[Begin DATA SHOWN]

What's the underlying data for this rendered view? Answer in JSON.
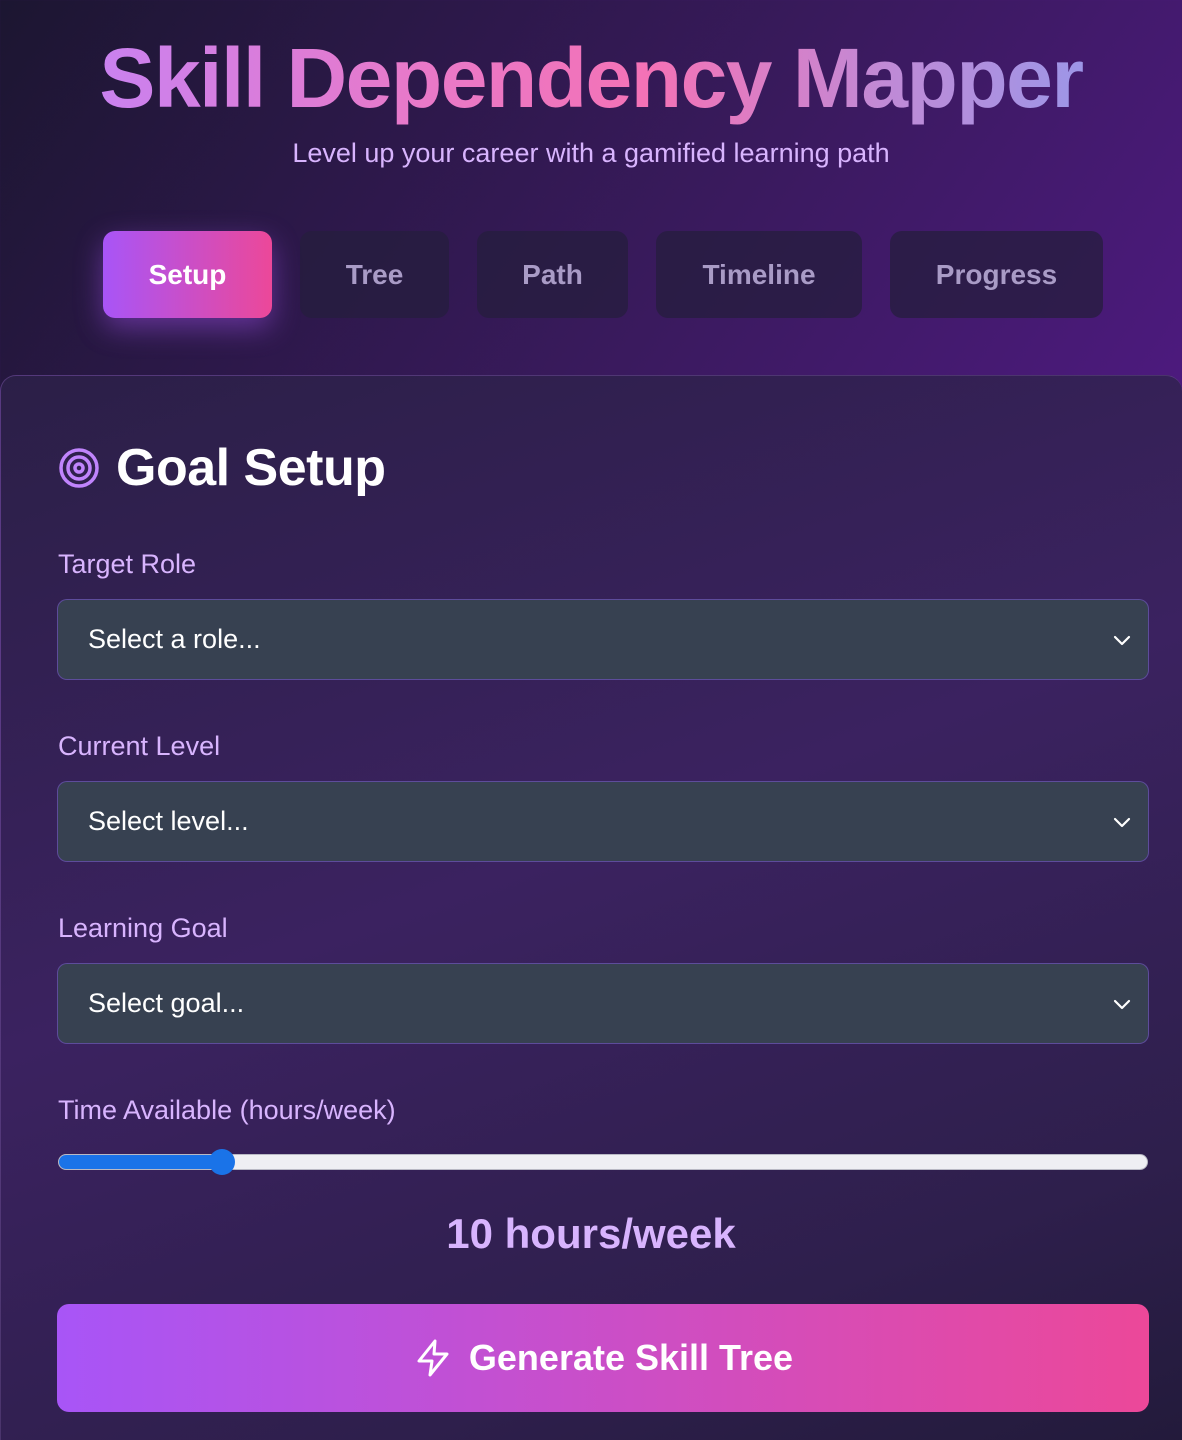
{
  "header": {
    "title": "Skill Dependency Mapper",
    "subtitle": "Level up your career with a gamified learning path"
  },
  "tabs": [
    {
      "label": "Setup",
      "active": true
    },
    {
      "label": "Tree",
      "active": false
    },
    {
      "label": "Path",
      "active": false
    },
    {
      "label": "Timeline",
      "active": false
    },
    {
      "label": "Progress",
      "active": false
    }
  ],
  "goal_setup": {
    "title": "Goal Setup",
    "icon": "target-icon",
    "target_role": {
      "label": "Target Role",
      "value": "Select a role..."
    },
    "current_level": {
      "label": "Current Level",
      "value": "Select level..."
    },
    "learning_goal": {
      "label": "Learning Goal",
      "value": "Select goal..."
    },
    "time_available": {
      "label": "Time Available (hours/week)",
      "value": 10,
      "slider_fraction": 0.15,
      "display": "10 hours/week"
    },
    "generate_button": {
      "label": "Generate Skill Tree",
      "icon": "lightning-bolt-icon"
    }
  },
  "colors": {
    "accent_start": "#a855f7",
    "accent_end": "#ec4899",
    "label": "#d8b4fe",
    "select_bg": "#374151",
    "slider": "#1a73e8"
  }
}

[End DATA SHOWN]

**AIM OF THE EXERCISE:**
Would you mind returning each entry above word for word, skipping the images?

**RESULT OF THE EXERCISE:**
What's the underlying data for this rendered view? Answer in JSON.
{
  "header": {
    "title": "Skill Dependency Mapper",
    "subtitle": "Level up your career with a gamified learning path"
  },
  "tabs": [
    {
      "label": "Setup",
      "active": true
    },
    {
      "label": "Tree",
      "active": false
    },
    {
      "label": "Path",
      "active": false
    },
    {
      "label": "Timeline",
      "active": false
    },
    {
      "label": "Progress",
      "active": false
    }
  ],
  "goal_setup": {
    "title": "Goal Setup",
    "icon": "target-icon",
    "target_role": {
      "label": "Target Role",
      "value": "Select a role..."
    },
    "current_level": {
      "label": "Current Level",
      "value": "Select level..."
    },
    "learning_goal": {
      "label": "Learning Goal",
      "value": "Select goal..."
    },
    "time_available": {
      "label": "Time Available (hours/week)",
      "value": 10,
      "slider_fraction": 0.15,
      "display": "10 hours/week"
    },
    "generate_button": {
      "label": "Generate Skill Tree",
      "icon": "lightning-bolt-icon"
    }
  },
  "colors": {
    "accent_start": "#a855f7",
    "accent_end": "#ec4899",
    "label": "#d8b4fe",
    "select_bg": "#374151",
    "slider": "#1a73e8"
  }
}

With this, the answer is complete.